TASK :: Below are the records; pull every line that includes "Потемкина".

━━ EXERCISE INPUT

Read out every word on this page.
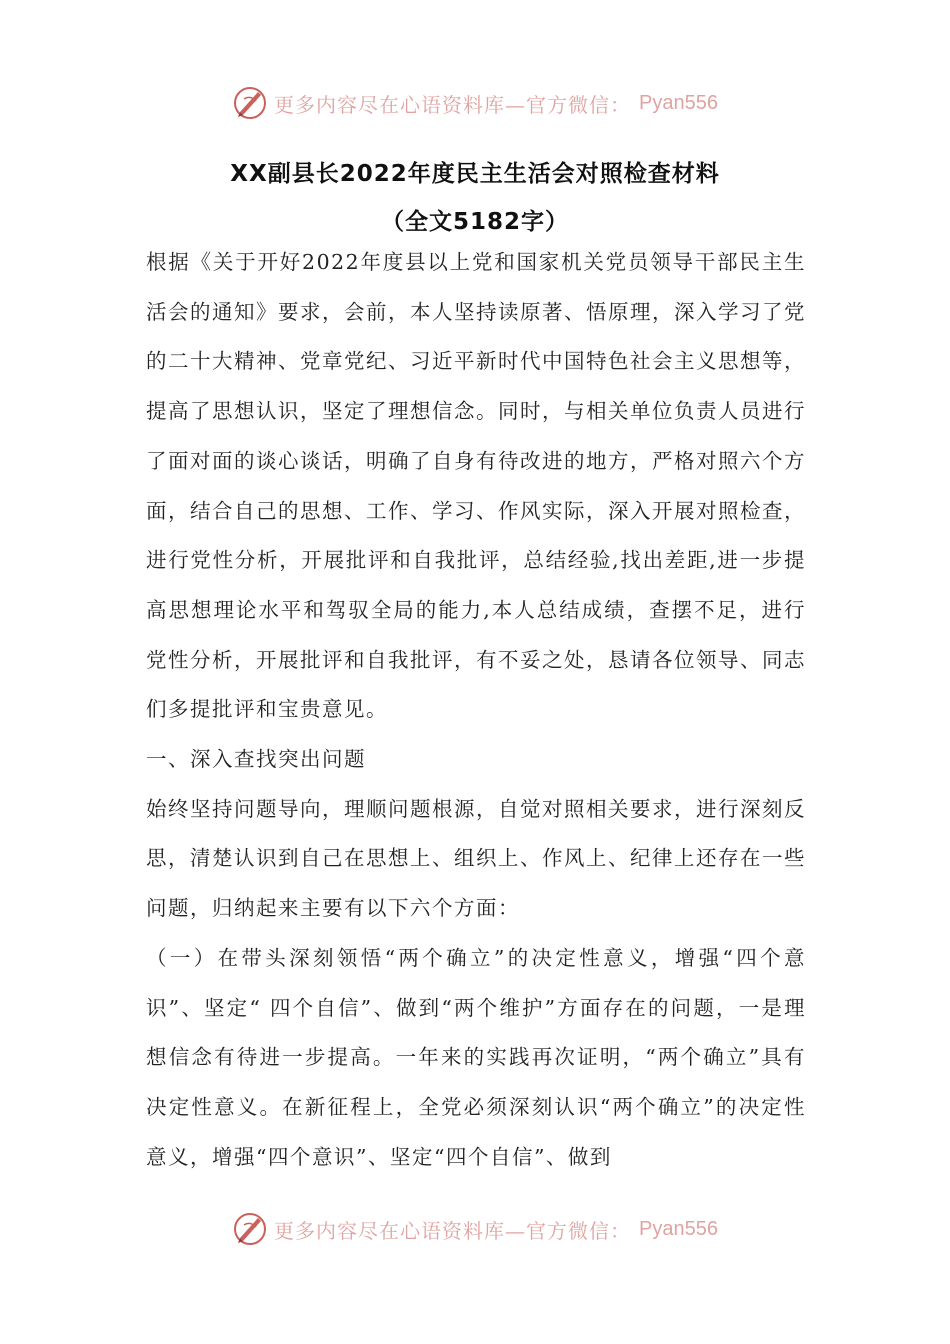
更多内容尽在心语资料库—官方微信： Pyan556
XX副县长2022年度民主生活会对照检查材料
（全文5182字）

根据《关于开好2022年度县以上党和国家机关党员领导干部民主生活会的通知》要求，会前，本人坚持读原著、悟原理，深入学习了党的二十大精神、党章党纪、习近平新时代中国特色社会主义思想等，提高了思想认识，坚定了理想信念。同时，与相关单位负责人员进行了面对面的谈心谈话，明确了自身有待改进的地方，严格对照六个方面，结合自己的思想、工作、学习、作风实际，深入开展对照检查，进行党性分析，开展批评和自我批评，总结经验,找出差距,进一步提高思想理论水平和驾驭全局的能力,本人总结成绩，查摆不足，进行党性分析，开展批评和自我批评，有不妥之处，恳请各位领导、同志们多提批评和宝贵意见。

一、深入查找突出问题

始终坚持问题导向，理顺问题根源，自觉对照相关要求，进行深刻反思，清楚认识到自己在思想上、组织上、作风上、纪律上还存在一些问题，归纳起来主要有以下六个方面：

（一）在带头深刻领悟“两个确立”的决定性意义，增强“四个意识”、坚定“ 四个自信”、做到“两个维护”方面存在的问题，一是理想信念有待进一步提高。一年来的实践再次证明，“两个确立”具有决定性意义。在新征程上，全党必须深刻认识“两个确立”的决定性意义，增强“四个意识”、坚定“四个自信”、做到

更多内容尽在心语资料库—官方微信： Pyan556
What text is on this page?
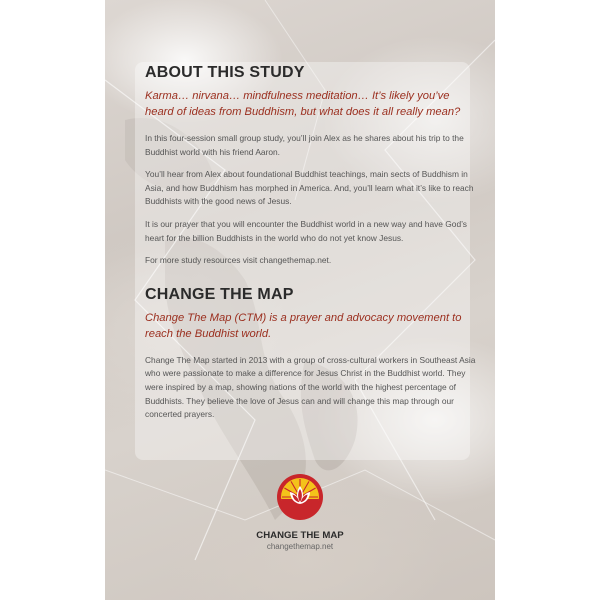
ABOUT THIS STUDY
Karma… nirvana… mindfulness meditation… It’s likely you’ve heard of ideas from Buddhism, but what does it all really mean?

In this four-session small group study, you’ll join Alex as he shares about his trip to the Buddhist world with his friend Aaron.

You’ll hear from Alex about foundational Buddhist teachings, main sects of Buddhism in Asia, and how Buddhism has morphed in America. And, you’ll learn what it’s like to reach Buddhists with the good news of Jesus.

It is our prayer that you will encounter the Buddhist world in a new way and have God’s heart for the billion Buddhists in the world who do not yet know Jesus.

For more study resources visit changethemap.net.

CHANGE THE MAP
Change The Map (CTM) is a prayer and advocacy movement to reach the Buddhist world.

Change The Map started in 2013 with a group of cross-cultural workers in Southeast Asia who were passionate to make a difference for Jesus Christ in the Buddhist world. They were inspired by a map, showing nations of the world with the highest percentage of Buddhists. They believe the love of Jesus can and will change this map through our concerted prayers.

CHANGE THE MAP
changethemap.net
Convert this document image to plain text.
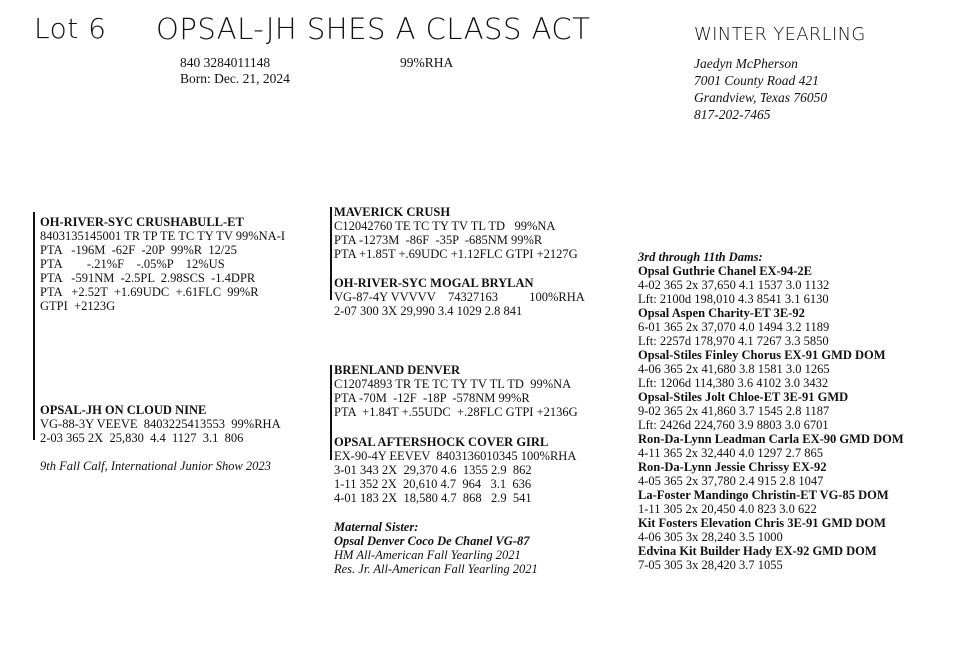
Lot 6 OPSAL-JH SHES A CLASS ACT	WINTER YEARLING
840 3284011148
Born: Dec. 21, 2024
99%RHA	Jaedyn McPherson
7001 County Road 421
Grandview, Texas 76050
817-202-7465
OH-RIVER-SYC CRUSHABULL-ET
8403135145001 TR TP TE TC TY TV 99%NA-I
PTA   -196M  -62F  -20P  99%R  12/25
PTA        -.21%F    -.05%P    12%US
PTA   -591NM  -2.5PL  2.98SCS  -1.4DPR
PTA   +2.52T  +1.69UDC  +.61FLC  99%R
GTPI  +2123G
OPSAL-JH ON CLOUD NINE
VG-88-3Y VEEVE  8403225413553  99%RHA
2-03 365 2X  25,830  4.4  1127  3.1  806
9th Fall Calf, International Junior Show 2023
MAVERICK CRUSH
C12042760 TE TC TY TV TL TD   99%NA
PTA -1273M  -86F  -35P  -685NM 99%R
PTA +1.85T +.69UDC +1.12FLC GTPI +2127G
OH-RIVER-SYC MOGAL BRYLAN
VG-87-4Y VVVVV    74327163          100%RHA
2-07 300 3X 29,990 3.4 1029 2.8 841
BRENLAND DENVER
C12074893 TR TE TC TY TV TL TD  99%NA
PTA -70M  -12F  -18P  -578NM 99%R
PTA  +1.84T +.55UDC  +.28FLC GTPI +2136G
OPSAL AFTERSHOCK COVER GIRL
EX-90-4Y EEVEV  8403136010345 100%RHA
3-01 343 2X  29,370 4.6  1355 2.9  862
1-11 352 2X  20,610 4.7  964   3.1  636
4-01 183 2X  18,580 4.7  868   2.9  541
Maternal Sister:
Opsal Denver Coco De Chanel VG-87
HM All-American Fall Yearling 2021
Res. Jr. All-American Fall Yearling 2021
3rd through 11th Dams:
Opsal Guthrie Chanel EX-94-2E
4-02 365 2x 37,650 4.1 1537 3.0 1132
Lft: 2100d 198,010 4.3 8541 3.1 6130
Opsal Aspen Charity-ET 3E-92
6-01 365 2x 37,070 4.0 1494 3.2 1189
Lft: 2257d 178,970 4.1 7267 3.3 5850
Opsal-Stiles Finley Chorus EX-91 GMD DOM
4-06 365 2x 41,680 3.8 1581 3.0 1265
Lft: 1206d 114,380 3.6 4102 3.0 3432
Opsal-Stiles Jolt Chloe-ET 3E-91 GMD
9-02 365 2x 41,860 3.7 1545 2.8 1187
Lft: 2426d 224,760 3.9 8803 3.0 6701
Ron-Da-Lynn Leadman Carla EX-90 GMD DOM
4-11 365 2x 32,440 4.0 1297 2.7 865
Ron-Da-Lynn Jessie Chrissy EX-92
4-05 365 2x 37,780 2.4 915 2.8 1047
La-Foster Mandingo Christin-ET VG-85 DOM
1-11 305 2x 20,450 4.0 823 3.0 622
Kit Fosters Elevation Chris 3E-91 GMD DOM
4-06 305 3x 28,240 3.5 1000
Edvina Kit Builder Hady EX-92 GMD DOM
7-05 305 3x 28,420 3.7 1055
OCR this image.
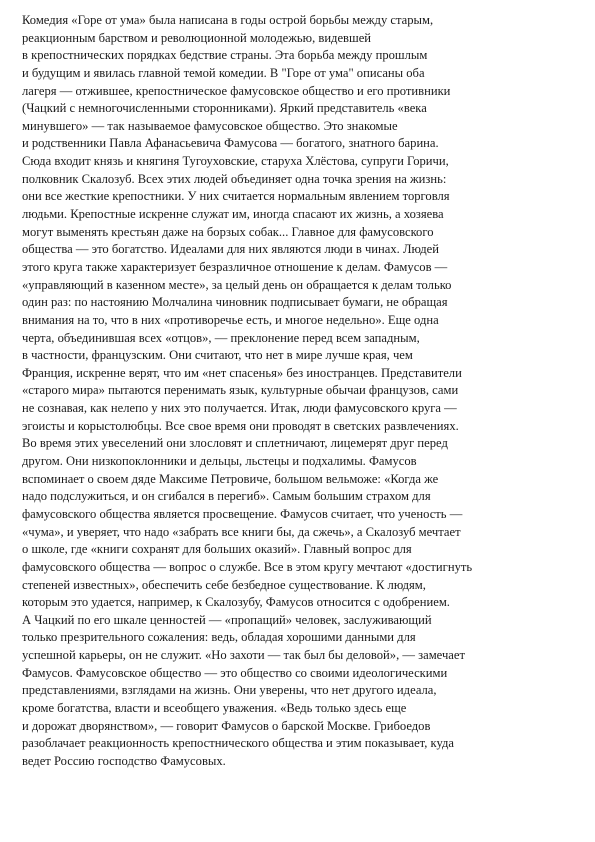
Комедия «Горе от ума» была написана в годы острой борьбы между старым,
реакционным барством и революционной молодежью, видевшей
в крепостнических порядках бедствие страны. Эта борьба между прошлым
и будущим и явилась главной темой комедии. В "Горе от ума" описаны оба
лагеря — отжившее, крепостническое фамусовское общество и его противники
(Чацкий с немногочисленными сторонниками). Яркий представитель «века
минувшего» — так называемое фамусовское общество. Это знакомые
и родственники Павла Афанасьевича Фамусова — богатого, знатного барина.
Сюда входит князь и княгиня Тугоуховские, старуха Хлёстова, супруги Горичи,
полковник Скалозуб. Всех этих людей объединяет одна точка зрения на жизнь:
они все жесткие крепостники. У них считается нормальным явлением торговля
людьми. Крепостные искренне служат им, иногда спасают их жизнь, а хозяева
могут выменять крестьян даже на борзых собак... Главное для фамусовского
общества — это богатство. Идеалами для них являются люди в чинах. Людей
этого круга также характеризует безразличное отношение к делам. Фамусов —
«управляющий в казенном месте», за целый день он обращается к делам только
один раз: по настоянию Молчалина чиновник подписывает бумаги, не обращая
внимания на то, что в них «противоречье есть, и многое недельно». Еще одна
черта, объединившая всех «отцов», — преклонение перед всем западным,
в частности, французским. Они считают, что нет в мире лучше края, чем
Франция, искренне верят, что им «нет спасенья» без иностранцев. Представители
«старого мира» пытаются перенимать язык, культурные обычаи французов, сами
не сознавая, как нелепо у них это получается. Итак, люди фамусовского круга —
эгоисты и корыстолюбцы. Все свое время они проводят в светских развлечениях.
Во время этих увеселений они злословят и сплетничают, лицемерят друг перед
другом. Они низкопоклонники и дельцы, льстецы и подхалимы. Фамусов
вспоминает о своем дяде Максиме Петровиче, большом вельможе: «Когда же
надо подслужиться, и он сгибался в перегиб». Самым большим страхом для
фамусовского общества является просвещение. Фамусов считает, что ученость —
«чума», и уверяет, что надо «забрать все книги бы, да сжечь», а Скалозуб мечтает
о школе, где «книги сохранят для больших оказий». Главный вопрос для
фамусовского общества — вопрос о службе. Все в этом кругу мечтают «достигнуть
степеней известных», обеспечить себе безбедное существование. К людям,
которым это удается, например, к Скалозубу, Фамусов относится с одобрением.
А Чацкий по его шкале ценностей — «пропащий» человек, заслуживающий
только презрительного сожаления: ведь, обладая хорошими данными для
успешной карьеры, он не служит. «Но захоти — так был бы деловой», — замечает
Фамусов. Фамусовское общество — это общество со своими идеологическими
представлениями, взглядами на жизнь. Они уверены, что нет другого идеала,
кроме богатства, власти и всеобщего уважения. «Ведь только здесь еще
и дорожат дворянством», — говорит Фамусов о барской Москве. Грибоедов
разоблачает реакционность крепостнического общества и этим показывает, куда
ведет Россию господство Фамусовых.
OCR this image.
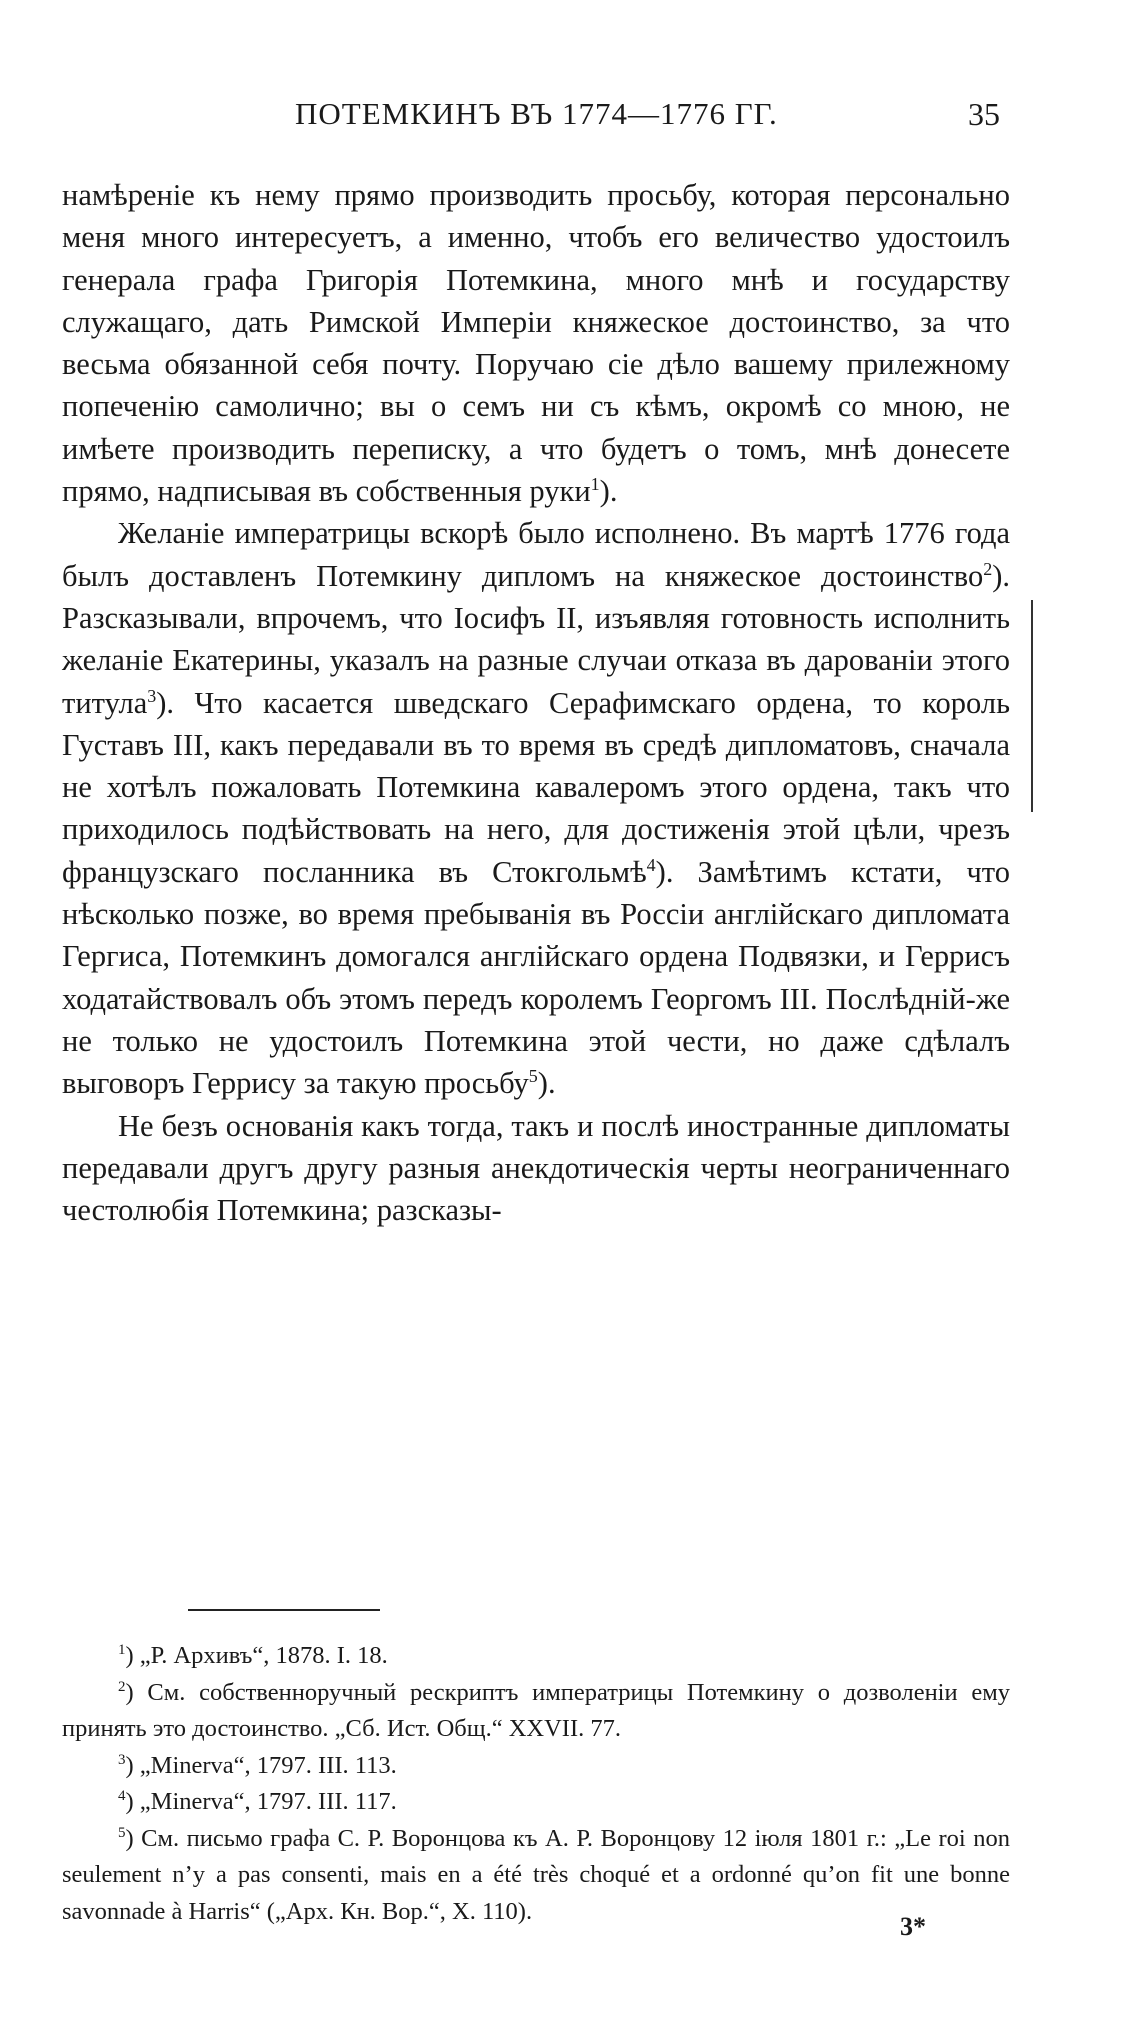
ПОТЕМКИНЪ ВЪ 1774—1776 ГГ.	35

намѣреніе къ нему прямо производить просьбу, которая персонально меня много интересуетъ, а именно, чтобъ его величество удостоилъ генерала графа Григорія Потемкина, много мнѣ и государству служащаго, дать Римской Имперіи княжеское достоинство, за что весьма обязанной себя почту. Поручаю сіе дѣло вашему прилежному попеченію самолично; вы о семъ ни съ кѣмъ, окромѣ со мною, не имѣете производить переписку, а что будетъ о томъ, мнѣ донесете прямо, надписывая въ собственныя руки$^1$).

Желаніе императрицы вскорѣ было исполнено. Въ мартѣ 1776 года былъ доставленъ Потемкину дипломъ на княжеское достоинство$^2$). Разсказывали, впрочемъ, что Іосифъ II, изъявляя готовность исполнить желаніе Екатерины, указалъ на разные случаи отказа въ дарованіи этого титула$^3$). Что касается шведскаго Серафимскаго ордена, то король Густавъ III, какъ передавали въ то время въ средѣ дипломатовъ, сначала не хотѣлъ пожаловать Потемкина кавалеромъ этого ордена, такъ что приходилось подѣйствовать на него, для достиженія этой цѣли, чрезъ французскаго посланника въ Стокгольмѣ$^4$). Замѣтимъ кстати, что нѣсколько позже, во время пребыванія въ Россіи англійскаго дипломата Гергиса, Потемкинъ домогался англійскаго ордена Подвязки, и Геррисъ ходатайствовалъ объ этомъ передъ королемъ Георгомъ III. Послѣдній-же не только не удостоилъ Потемкина этой чести, но даже сдѣлалъ выговоръ Геррису за такую просьбу$^5$).

Не безъ основанія какъ тогда, такъ и послѣ иностранные дипломаты передавали другъ другу разныя анекдотическія черты неограниченнаго честолюбія Потемкина; разсказы-

$^1$) „Р. Архивъ“, 1878. I. 18.

$^2$) См. собственноручный рескриптъ императрицы Потемкину о дозволеніи ему принять это достоинство. „Сб. Ист. Общ.“ XXVII. 77.

$^3$) „Minerva“, 1797. III. 113.

$^4$) „Minerva“, 1797. III. 117.

$^5$) См. письмо графа С. Р. Воронцова къ А. Р. Воронцову 12 іюля 1801 г.: „Le roi non seulement n’y a pas consenti, mais en a été très choqué et a ordonné qu’on fit une bonne savonnade à Harris“ („Арх. Кн. Вор.“, X. 110).

3*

━━━━

OUTPUT BELOW ::
намѣреніе къ нему прямо производить просьбу, которая персонально меня много интересуетъ, а именно, чтобъ его величество удостоилъ генерала графа Григорія Потемкина, много мнѣ и государству служащаго, дать Римской Имперіи княжеское достоинство, за что весьма обязанной себя почту. Поручаю сіе дѣло вашему прилежному попеченію самолично; вы о семъ ни съ кѣмъ, окромѣ со мною, не имѣете производить переписку, а что будетъ о томъ, мнѣ донесете прямо, надписывая въ собственныя руки$^1$).
Желаніе императрицы вскорѣ было исполнено. Въ мартѣ 1776 года былъ доставленъ Потемкину дипломъ на княжеское достоинство$^2$). Разсказывали, впрочемъ, что Іосифъ II, изъявляя готовность исполнить желаніе Екатерины, указалъ на разные случаи отказа въ дарованіи этого титула$^3$). Что касается шведскаго Серафимскаго ордена, то король Густавъ III, какъ передавали въ то время въ средѣ дипломатовъ, сначала не хотѣлъ пожаловать Потемкина кавалеромъ этого ордена, такъ что приходилось подѣйствовать на него, для достиженія этой цѣли, чрезъ французскаго посланника въ Стокгольмѣ$^4$). Замѣтимъ кстати, что нѣсколько позже, во время пребыванія въ Россіи англійскаго дипломата Гергиса, Потемкинъ домогался англійскаго ордена Подвязки, и Геррисъ ходатайствовалъ объ этомъ передъ королемъ Георгомъ III. Послѣдній-же не только не удостоилъ Потемкина этой чести, но даже сдѣлалъ выговоръ Геррису за такую просьбу$^5$).
Не безъ основанія какъ тогда, такъ и послѣ иностранные дипломаты передавали другъ другу разныя анекдотическія черты неограниченнаго честолюбія Потемкина; разсказы-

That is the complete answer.